-- Text passage --
-- begin --

This week, millions of children in North America are going back to school. But for millions of children in the Democratic Republic of Congo (DRC), the opportunity to go “back to school” is often an unrealized dream.
Seven-and-a-half million children in the DRC are not able to go to school due to decades-long instability and conflict. Four million of these children are girls, many of whom are unable to even make it to a classroom because the walk to school takes them through territory controlled by armed militias. The threat of sexual violence is real enough that these girls are forced to make the difficult choice to stay home.
War Child knew how important it was to give these girls a chance at an education. So we developed a ground-breaking interactive radio program where education is delivered over the radio. War Child created a curriculum of educational radio dramas for each of the lessons. Girls no longer had to make that dangerous journey to a classroom. Instead, they could learn in the safety of their own communities with specially-trained teaching assistants who guided them through the work.

-- end --

-- Exercise prompt --
Carry on the passage above about War Child's radio lessons for girls in the Democratic Republic of Congo, picking up after its last sentence.

-- Collected data --
-- begin --

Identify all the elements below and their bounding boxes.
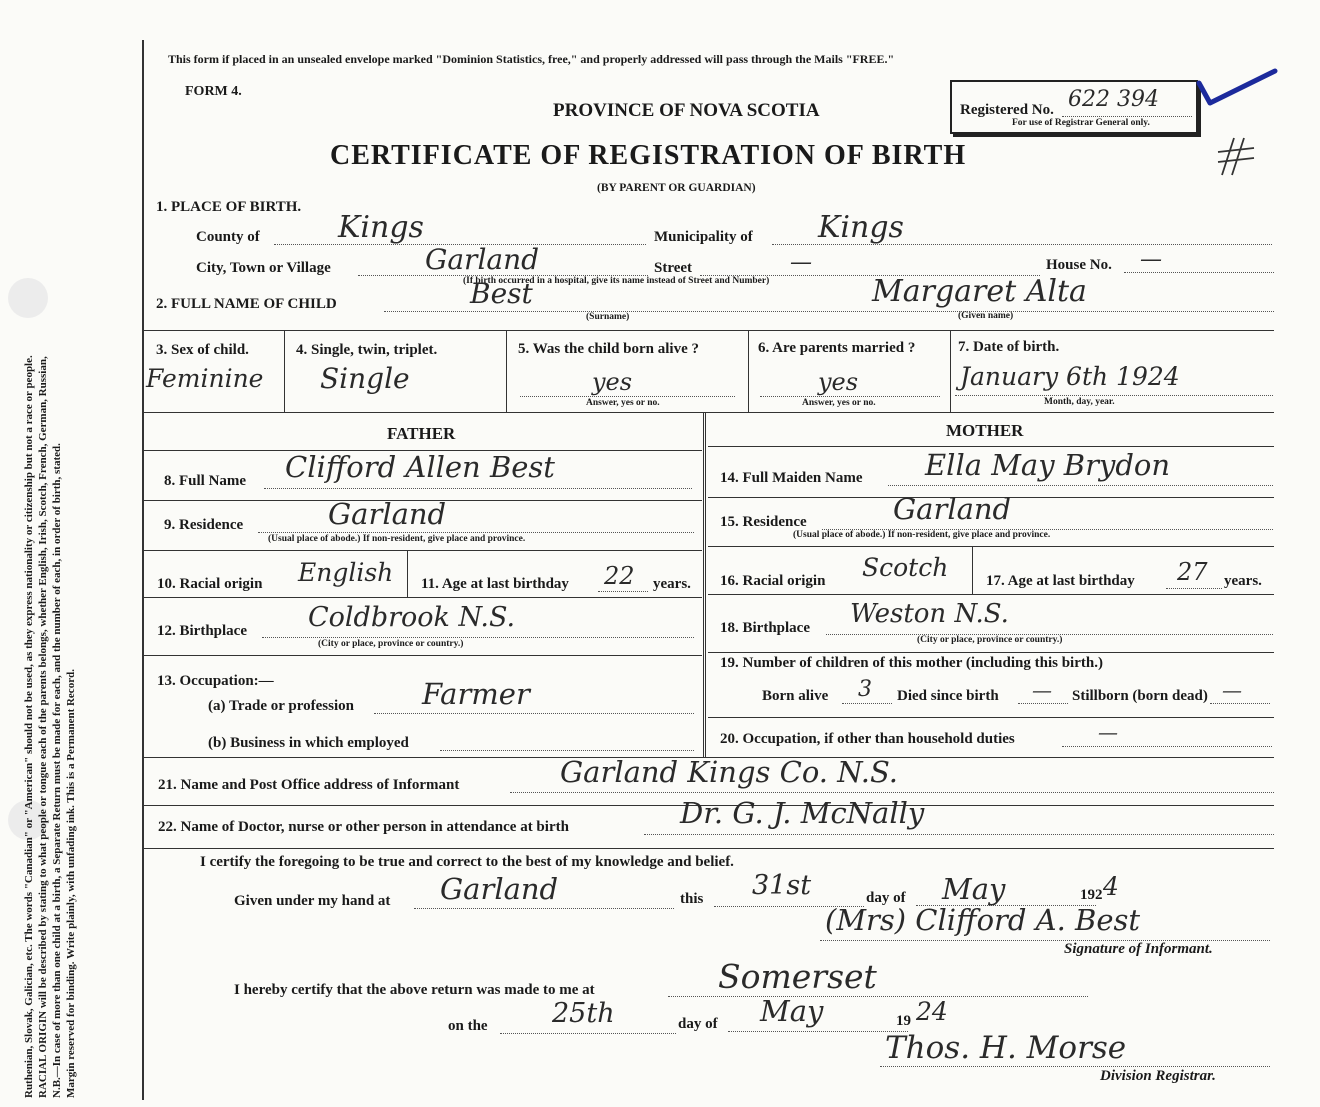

-- end --

-- Result for this task --
This program is helping to change the lives of many students, including 16-year-old Safi: “Before, I could not understand how this education through the radio would work. But now I understand it well and I appreciate it so much. I get a good education from the program. It will help me to get a job when I get my diploma and from there my life will change.”
The initial pilot project concluded in 2017 and the results were very impressive, with pass rates as high as 95 percent. Now, War Child is working with the Congolese Ministry of Education to take the program nationwide and ensure that girls throughout the country will finally have access to a safe education and a chance at a successful future.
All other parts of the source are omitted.